• **Your goal**
Of all the lines here, how many include the string "يجازى"? Answer with the number only.
===== Data to use
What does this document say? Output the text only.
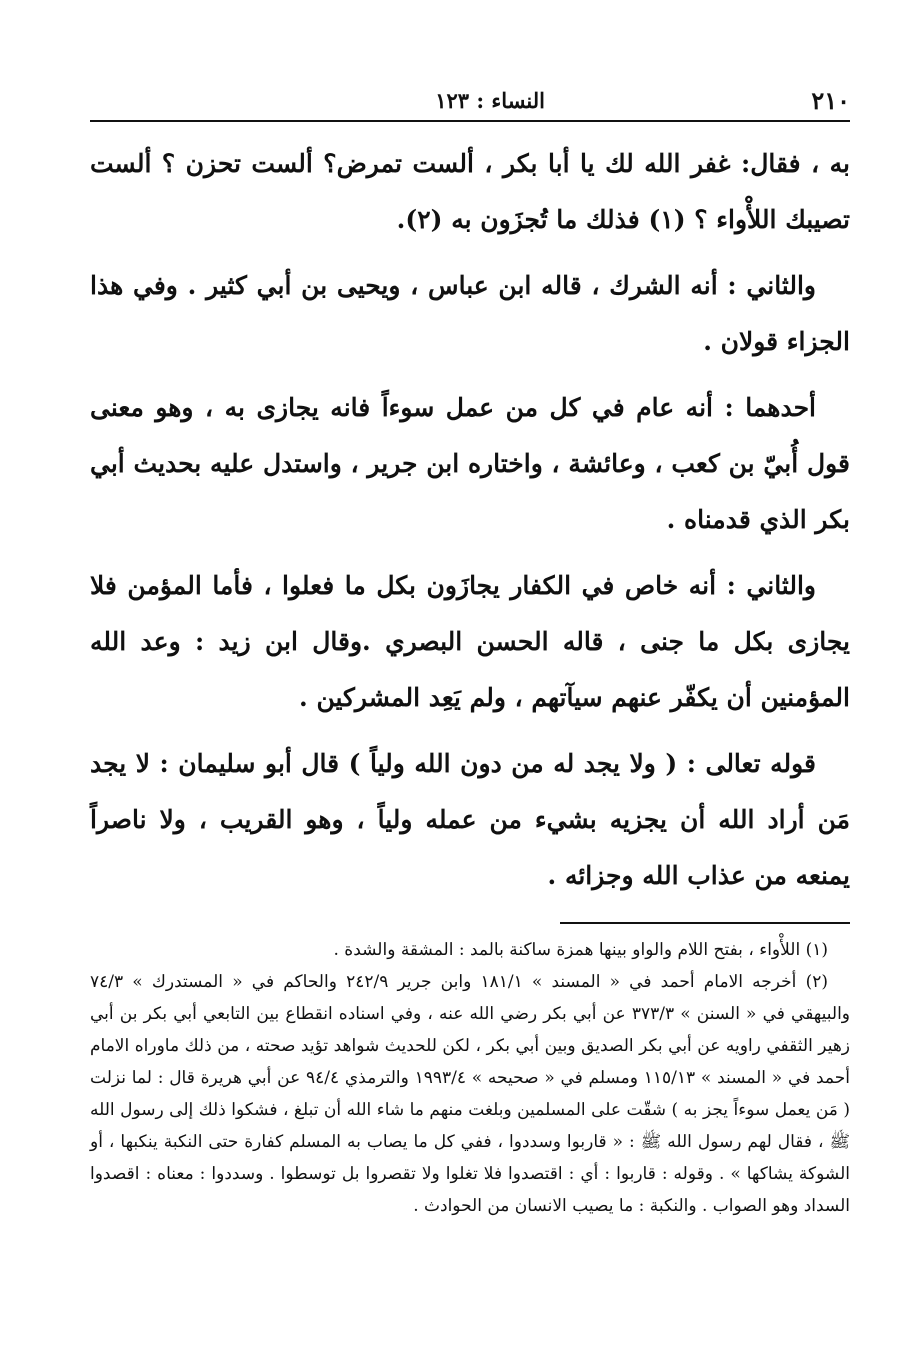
٢١٠
النساء : ١٢٣

به ، فقال: غفر الله لك يا أبا بكر ، ألست تمرض؟ ألست تحزن ؟ ألست تصيبك اللأْواء ؟ (١) فذلك ما تُجزَون به (٢).

والثاني : أنه الشرك ، قاله ابن عباس ، ويحيى بن أبي كثير . وفي هذا الجزاء قولان .

أحدهما : أنه عام في كل من عمل سوءاً فانه يجازى به ، وهو معنى قول أُبيّ بن كعب ، وعائشة ، واختاره ابن جرير ، واستدل عليه بحديث أبي بكر الذي قدمناه .

والثاني : أنه خاص في الكفار يجازَون بكل ما فعلوا ، فأما المؤمن فلا يجازى بكل ما جنى ، قاله الحسن البصري .وقال ابن زيد : وعد الله المؤمنين أن يكفّر عنهم سيآتهم ، ولم يَعِد المشركين .

قوله تعالى : ( ولا يجد له من دون الله ولياً ) قال أبو سليمان : لا يجد مَن أراد الله أن يجزيه بشيء من عمله ولياً ، وهو القريب ، ولا ناصراً يمنعه من عذاب الله وجزائه .

(١) اللأْواء ، بفتح اللام والواو بينها همزة ساكنة بالمد : المشقة والشدة .

(٢) أخرجه الامام أحمد في « المسند » ١٨١/١ وابن جرير ٢٤٢/٩ والحاكم في « المستدرك » ٧٤/٣ والبيهقي في « السنن » ٣٧٣/٣ عن أبي بكر رضي الله عنه ، وفي اسناده انقطاع بين التابعي أبي بكر بن أبي زهير الثقفي راويه عن أبي بكر الصديق وبين أبي بكر ، لكن للحديث شواهد تؤيد صحته ، من ذلك ماوراه الامام أحمد في « المسند » ١١٥/١٣ ومسلم في « صحيحه » ١٩٩٣/٤ والترمذي ٩٤/٤ عن أبي هريرة قال : لما نزلت ( مَن يعمل سوءاً يجز به ) شقّت على المسلمين وبلغت منهم ما شاء الله أن تبلغ ، فشكوا ذلك إلى رسول الله ﷺ ، فقال لهم رسول الله ﷺ : « قاربوا وسددوا ، ففي كل ما يصاب به المسلم كفارة حتى النكبة ينكبها ، أو الشوكة يشاكها » . وقوله : قاربوا : أي : اقتصدوا فلا تغلوا ولا تقصروا بل توسطوا . وسددوا : معناه : اقصدوا السداد وهو الصواب . والنكبة : ما يصيب الانسان من الحوادث .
==========
• **Full solution**
2